Locate the word "error" in the entries below, then gather every line that holds it.

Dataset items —
******

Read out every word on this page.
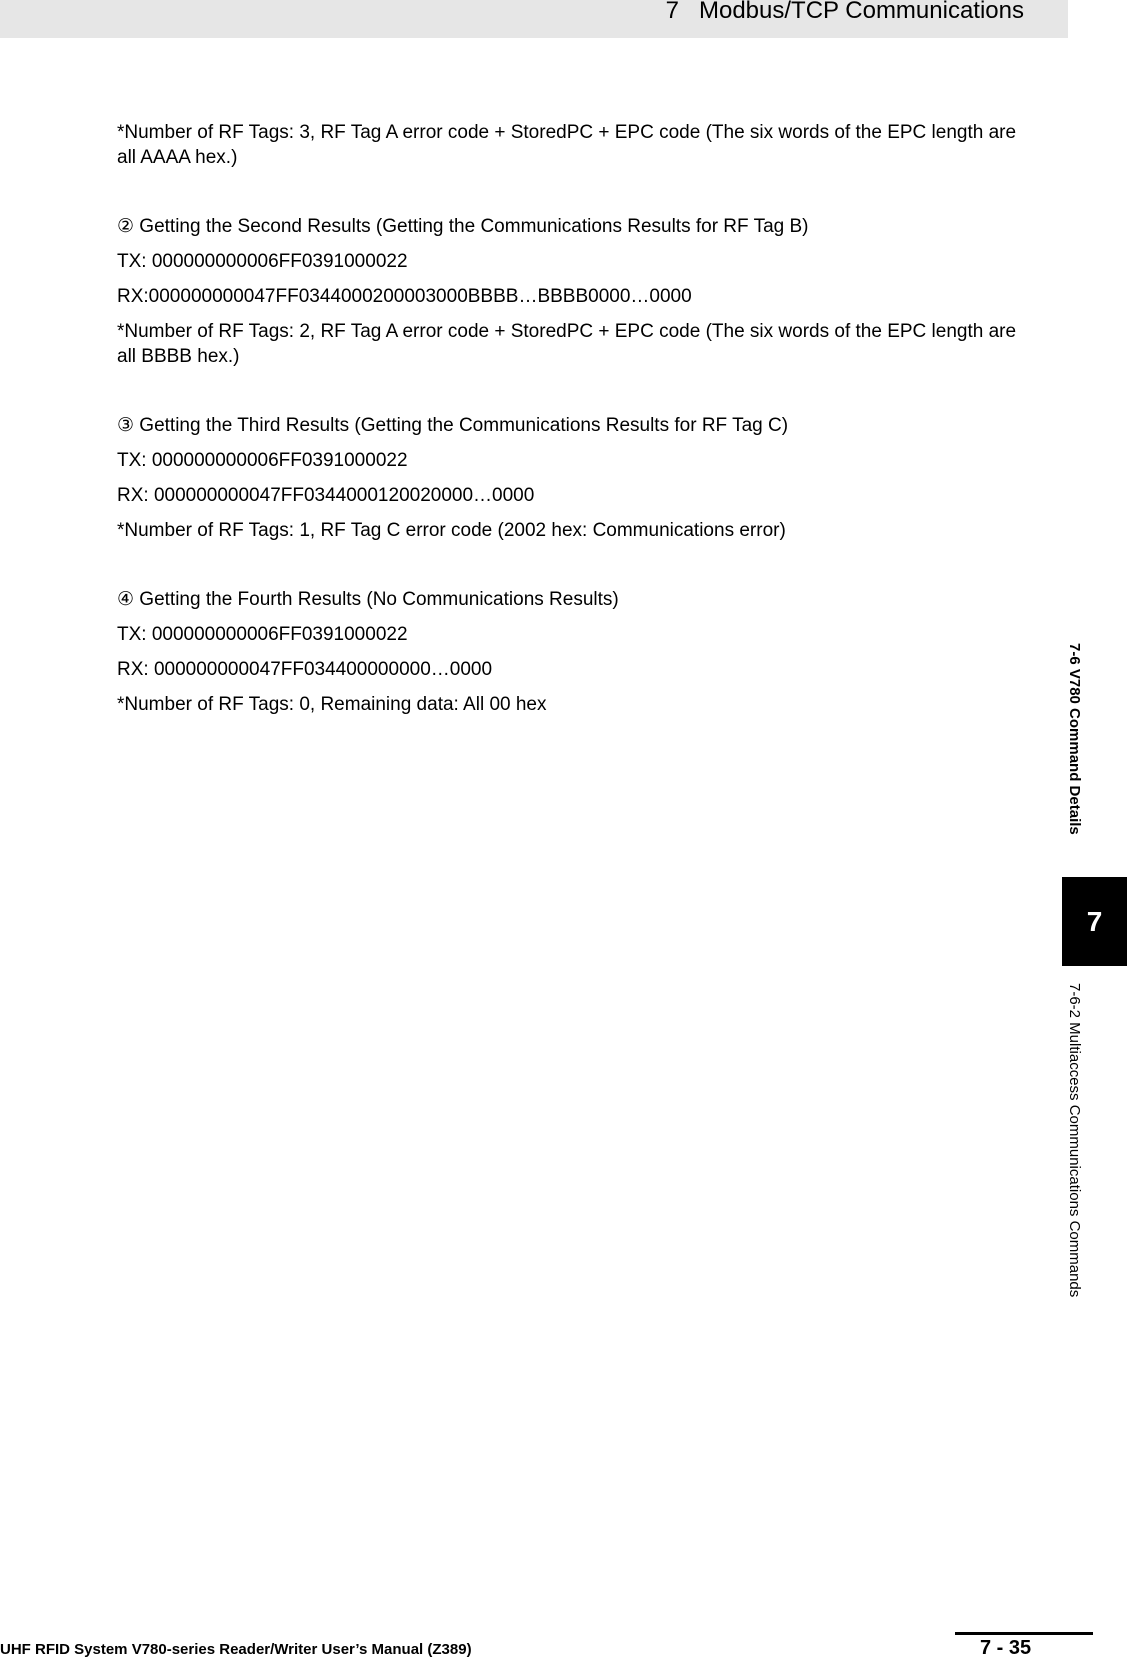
7   Modbus/TCP Communications

*Number of RF Tags: 3, RF Tag A error code + StoredPC + EPC code (The six words of the EPC length are all AAAA hex.)

② Getting the Second Results (Getting the Communications Results for RF Tag B)

TX: 000000000006FF0391000022

RX:000000000047FF0344000200003000BBBB…BBBB0000…0000

*Number of RF Tags: 2, RF Tag A error code + StoredPC + EPC code (The six words of the EPC length are all BBBB hex.)

③ Getting the Third Results (Getting the Communications Results for RF Tag C)

TX: 000000000006FF0391000022

RX: 000000000047FF0344000120020000…0000

*Number of RF Tags: 1, RF Tag C error code (2002 hex: Communications error)

④ Getting the Fourth Results (No Communications Results)

TX: 000000000006FF0391000022

RX: 000000000047FF034400000000…0000

*Number of RF Tags: 0, Remaining data: All 00 hex	7-6 V780 Command Details
7
7-6-2 Multiaccess Communications Commands
UHF RFID System V780-series Reader/Writer User’s Manual (Z389)	7 - 35
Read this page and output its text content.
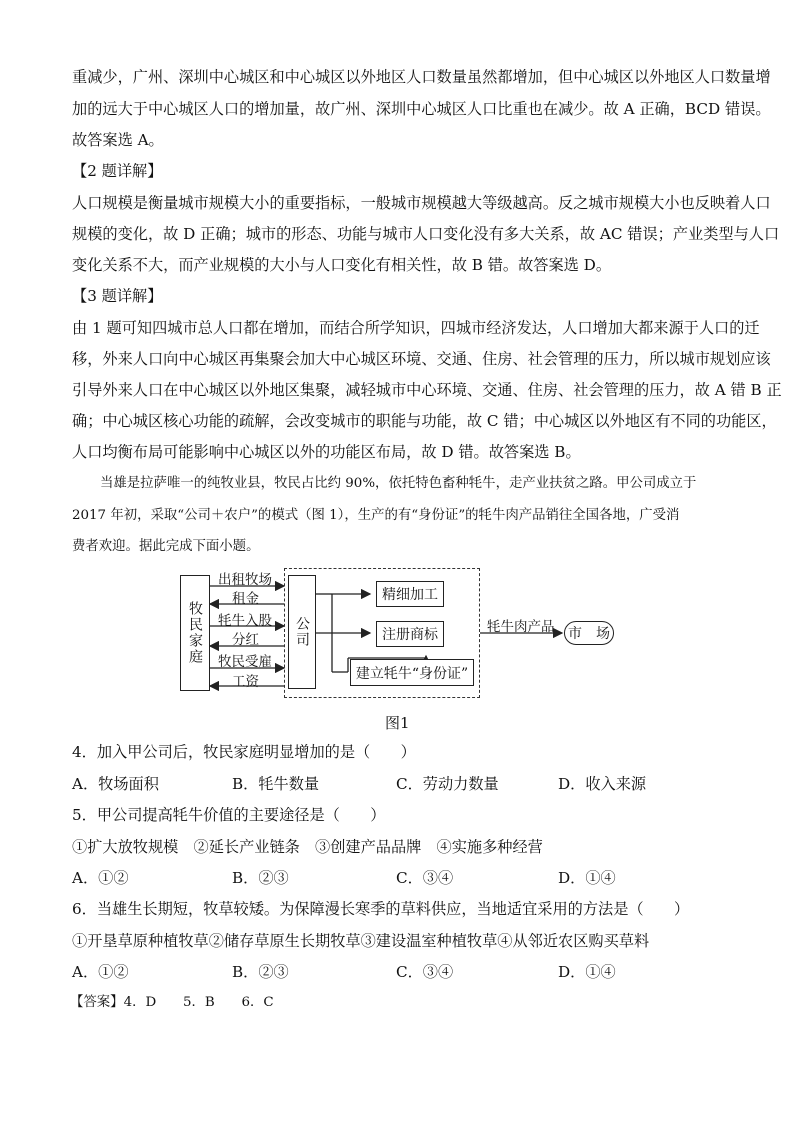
重减少，广州、深圳中心城区和中心城区以外地区人口数量虽然都增加，但中心城区以外地区人口数量增
加的远大于中心城区人口的增加量，故广州、深圳中心城区人口比重也在减少。故 A 正确，BCD 错误。
故答案选 A。
【2 题详解】
人口规模是衡量城市规模大小的重要指标，一般城市规模越大等级越高。反之城市规模大小也反映着人口
规模的变化，故 D 正确；城市的形态、功能与城市人口变化没有多大关系，故 AC 错误；产业类型与人口
变化关系不大，而产业规模的大小与人口变化有相关性，故 B 错。故答案选 D。
【3 题详解】
由 1 题可知四城市总人口都在增加，而结合所学知识，四城市经济发达，人口增加大都来源于人口的迁
移，外来人口向中心城区再集聚会加大中心城区环境、交通、住房、社会管理的压力，所以城市规划应该
引导外来人口在中心城区以外地区集聚，减轻城市中心环境、交通、住房、社会管理的压力，故 A 错 B 正
确；中心城区核心功能的疏解，会改变城市的职能与功能，故 C 错；中心城区以外地区有不同的功能区，
人口均衡布局可能影响中心城区以外的功能区布局，故 D 错。故答案选 B。
当雄是拉萨唯一的纯牧业县，牧民占比约 90%，依托特色畜种牦牛，走产业扶贫之路。甲公司成立于
2017 年初，采取“公司＋农户”的模式（图 1），生产的有“身份证”的牦牛肉产品销往全国各地，广受消
费者欢迎。据此完成下面小题。
牧民家庭	公司
出租牧场
租金
牦牛入股
分红
牧民受雇
工资
精细加工
注册商标
建立牦牛“身份证”
牦牛肉产品 市　场
图1
4．加入甲公司后，牧民家庭明显增加的是（　　）
A．牧场面积	B．牦牛数量	C．劳动力数量	D．收入来源
5．甲公司提高牦牛价值的主要途径是（　　）
①扩大放牧规模　②延长产业链条　③创建产品品牌　④实施多种经营
A．①②	B．②③	C．③④	D．①④
6．当雄生长期短，牧草较矮。为保障漫长寒季的草料供应，当地适宜采用的方法是（　　）
①开垦草原种植牧草②储存草原生长期牧草③建设温室种植牧草④从邻近农区购买草料
A．①②	B．②③	C．③④	D．①④
【答案】4．D　　5．B　　6．C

******

COMPLETED EXERCISE —
*Number of RF Tags: 3, RF Tag A error code + StoredPC + EPC code (The six words of the EPC length are all AAAA hex.)
*Number of RF Tags: 2, RF Tag A error code + StoredPC + EPC code (The six words of the EPC length are all BBBB hex.)
*Number of RF Tags: 1, RF Tag C error code (2002 hex: Communications error)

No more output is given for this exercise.